* WORK TO BE COMPLETED: Reproduce the records below in their entirety, character for character.

* TASK MATERIAL:
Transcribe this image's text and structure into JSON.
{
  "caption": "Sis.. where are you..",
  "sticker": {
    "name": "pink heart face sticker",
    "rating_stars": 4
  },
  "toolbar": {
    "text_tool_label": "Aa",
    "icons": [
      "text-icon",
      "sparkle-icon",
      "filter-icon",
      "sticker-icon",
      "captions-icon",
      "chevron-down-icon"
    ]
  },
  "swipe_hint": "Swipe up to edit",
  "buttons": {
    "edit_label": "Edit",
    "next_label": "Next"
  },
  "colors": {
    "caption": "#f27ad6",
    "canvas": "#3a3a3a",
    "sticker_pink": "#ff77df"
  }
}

* TASK RESULT:
Transcribe this image's text and structure into JSON.
{
  "caption": "Sis.. where are you..",
  "sticker": {
    "name": "pink heart face sticker",
    "rating_stars": 4
  },
  "toolbar": {
    "text_tool_label": "Aa",
    "icons": [
      "text-icon",
      "sparkle-icon",
      "filter-icon",
      "sticker-icon",
      "captions-icon",
      "chevron-down-icon"
    ]
  },
  "swipe_hint": "Swipe up to edit",
  "buttons": {
    "edit_label": "Edit",
    "next_label": "Next"
  },
  "colors": {
    "caption": "#f27ad6",
    "canvas": "#3a3a3a",
    "sticker_pink": "#ff77df"
  }
}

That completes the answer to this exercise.